▶ _THE TASK_
Locate every line in the material below that has the word "screenshot". Copy each of those lines.

▶ _SUPPLIED ENTRIES_
────

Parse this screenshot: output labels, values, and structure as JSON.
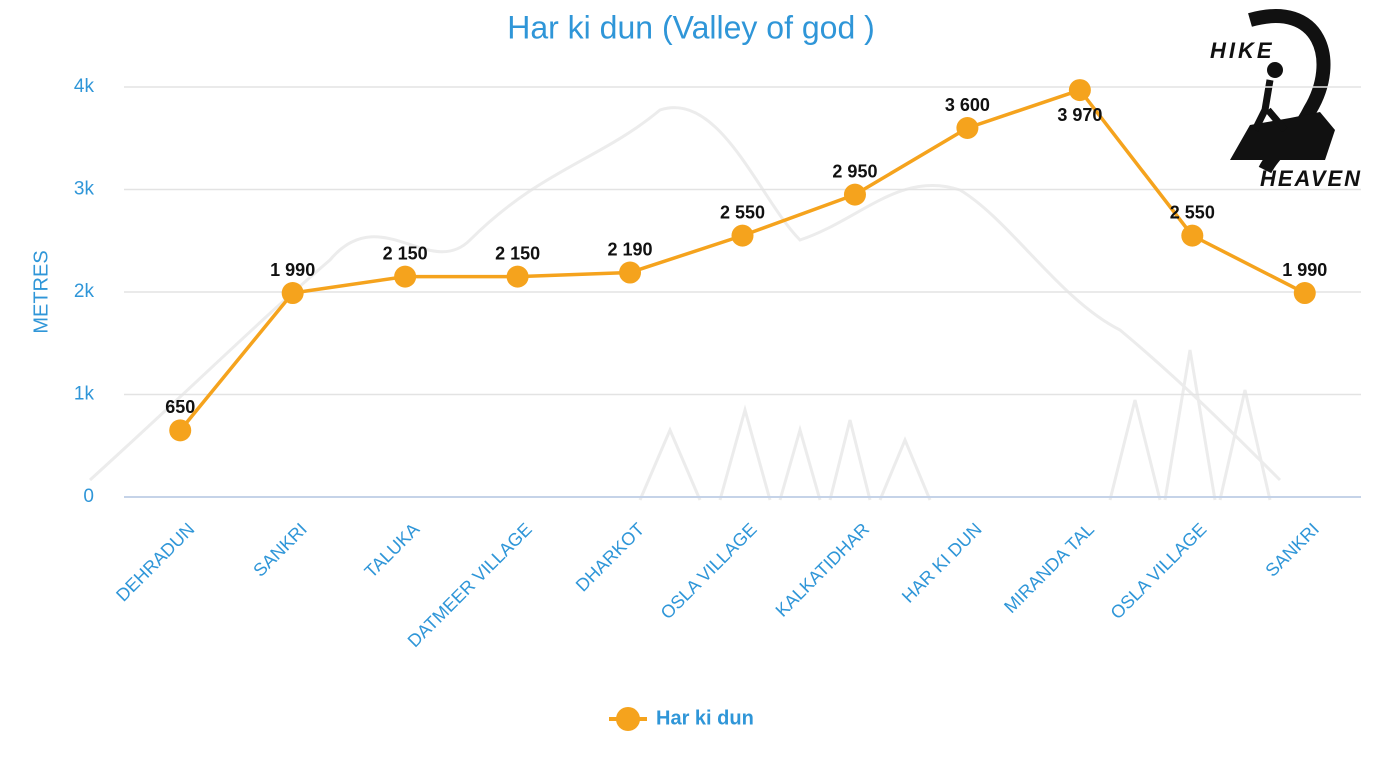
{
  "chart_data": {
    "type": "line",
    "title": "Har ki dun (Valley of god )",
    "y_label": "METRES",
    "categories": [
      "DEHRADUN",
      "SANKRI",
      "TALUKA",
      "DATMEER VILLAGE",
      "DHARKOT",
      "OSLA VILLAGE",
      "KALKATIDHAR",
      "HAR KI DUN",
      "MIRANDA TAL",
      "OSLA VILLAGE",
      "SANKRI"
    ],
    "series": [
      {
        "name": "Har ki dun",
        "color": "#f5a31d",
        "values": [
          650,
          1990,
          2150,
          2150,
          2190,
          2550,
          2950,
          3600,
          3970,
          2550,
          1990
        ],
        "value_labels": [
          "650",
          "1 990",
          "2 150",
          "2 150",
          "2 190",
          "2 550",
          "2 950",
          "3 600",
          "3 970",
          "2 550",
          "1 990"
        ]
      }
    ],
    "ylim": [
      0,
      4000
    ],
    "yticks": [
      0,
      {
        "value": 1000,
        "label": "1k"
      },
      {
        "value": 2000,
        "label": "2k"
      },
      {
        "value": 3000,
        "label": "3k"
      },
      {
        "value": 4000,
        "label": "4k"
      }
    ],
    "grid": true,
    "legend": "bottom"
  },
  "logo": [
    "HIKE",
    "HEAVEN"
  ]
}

────

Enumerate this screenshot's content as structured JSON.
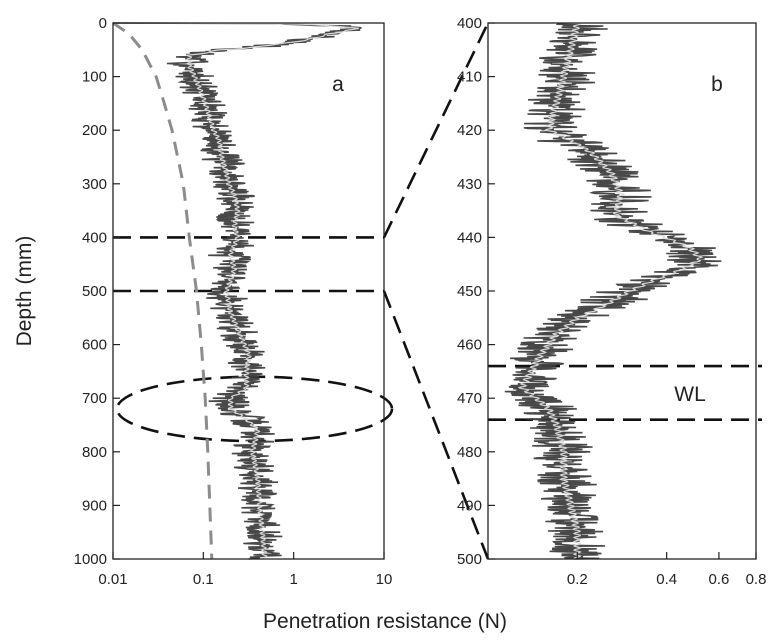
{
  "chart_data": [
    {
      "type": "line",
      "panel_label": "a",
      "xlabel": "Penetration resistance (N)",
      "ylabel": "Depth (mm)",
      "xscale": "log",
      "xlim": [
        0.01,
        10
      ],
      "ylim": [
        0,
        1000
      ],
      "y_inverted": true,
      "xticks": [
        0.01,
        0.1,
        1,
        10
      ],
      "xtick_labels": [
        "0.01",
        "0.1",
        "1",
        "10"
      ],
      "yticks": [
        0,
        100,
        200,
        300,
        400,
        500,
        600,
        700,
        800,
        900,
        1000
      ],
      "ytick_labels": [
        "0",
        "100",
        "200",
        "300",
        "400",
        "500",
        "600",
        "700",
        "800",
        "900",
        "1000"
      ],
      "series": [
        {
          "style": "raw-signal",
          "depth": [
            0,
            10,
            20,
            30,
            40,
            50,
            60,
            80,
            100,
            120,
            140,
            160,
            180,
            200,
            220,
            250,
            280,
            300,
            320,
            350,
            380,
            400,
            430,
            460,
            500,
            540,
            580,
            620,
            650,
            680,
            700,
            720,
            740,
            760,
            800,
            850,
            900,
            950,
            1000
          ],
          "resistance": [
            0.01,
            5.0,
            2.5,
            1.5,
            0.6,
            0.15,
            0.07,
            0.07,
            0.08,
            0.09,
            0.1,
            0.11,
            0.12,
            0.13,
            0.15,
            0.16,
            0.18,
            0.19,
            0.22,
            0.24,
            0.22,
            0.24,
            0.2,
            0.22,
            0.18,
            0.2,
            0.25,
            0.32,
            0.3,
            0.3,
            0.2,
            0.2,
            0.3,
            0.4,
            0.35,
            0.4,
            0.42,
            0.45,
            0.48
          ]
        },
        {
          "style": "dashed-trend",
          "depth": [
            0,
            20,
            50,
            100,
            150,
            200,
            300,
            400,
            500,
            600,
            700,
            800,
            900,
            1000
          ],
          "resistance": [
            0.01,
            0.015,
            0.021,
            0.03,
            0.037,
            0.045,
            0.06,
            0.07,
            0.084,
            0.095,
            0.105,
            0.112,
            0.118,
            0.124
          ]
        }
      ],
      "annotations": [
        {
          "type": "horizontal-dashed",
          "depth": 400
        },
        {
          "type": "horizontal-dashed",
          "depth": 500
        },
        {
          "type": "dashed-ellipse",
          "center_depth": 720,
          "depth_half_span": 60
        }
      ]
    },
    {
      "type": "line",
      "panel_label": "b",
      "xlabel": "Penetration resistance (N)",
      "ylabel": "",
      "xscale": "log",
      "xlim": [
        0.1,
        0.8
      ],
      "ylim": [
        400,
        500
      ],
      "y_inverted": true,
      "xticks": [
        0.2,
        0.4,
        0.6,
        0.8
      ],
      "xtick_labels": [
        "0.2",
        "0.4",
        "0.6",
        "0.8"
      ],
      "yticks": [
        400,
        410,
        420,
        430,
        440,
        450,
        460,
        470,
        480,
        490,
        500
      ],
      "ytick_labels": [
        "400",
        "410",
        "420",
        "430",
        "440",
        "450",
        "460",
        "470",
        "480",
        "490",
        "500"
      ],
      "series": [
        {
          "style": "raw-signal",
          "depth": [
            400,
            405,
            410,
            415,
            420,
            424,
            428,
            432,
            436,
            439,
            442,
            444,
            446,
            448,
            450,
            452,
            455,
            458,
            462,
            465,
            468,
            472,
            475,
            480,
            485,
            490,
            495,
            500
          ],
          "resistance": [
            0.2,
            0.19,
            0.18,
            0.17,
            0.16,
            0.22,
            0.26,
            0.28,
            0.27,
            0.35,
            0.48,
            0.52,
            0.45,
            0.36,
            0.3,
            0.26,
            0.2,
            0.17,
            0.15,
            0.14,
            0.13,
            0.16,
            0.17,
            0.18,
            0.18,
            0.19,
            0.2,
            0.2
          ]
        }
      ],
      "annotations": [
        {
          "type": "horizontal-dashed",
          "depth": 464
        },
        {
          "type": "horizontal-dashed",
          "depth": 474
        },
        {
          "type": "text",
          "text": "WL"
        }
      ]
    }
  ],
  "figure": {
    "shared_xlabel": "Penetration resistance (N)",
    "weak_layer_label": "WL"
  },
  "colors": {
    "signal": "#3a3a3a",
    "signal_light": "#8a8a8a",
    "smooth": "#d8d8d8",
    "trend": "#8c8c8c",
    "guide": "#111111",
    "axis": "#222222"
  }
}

────

▶ _COMPLETED TASK_
Parse this screenshot: output labels, values, and structure as JSON.
Enumerate this screenshot's content as structured JSON.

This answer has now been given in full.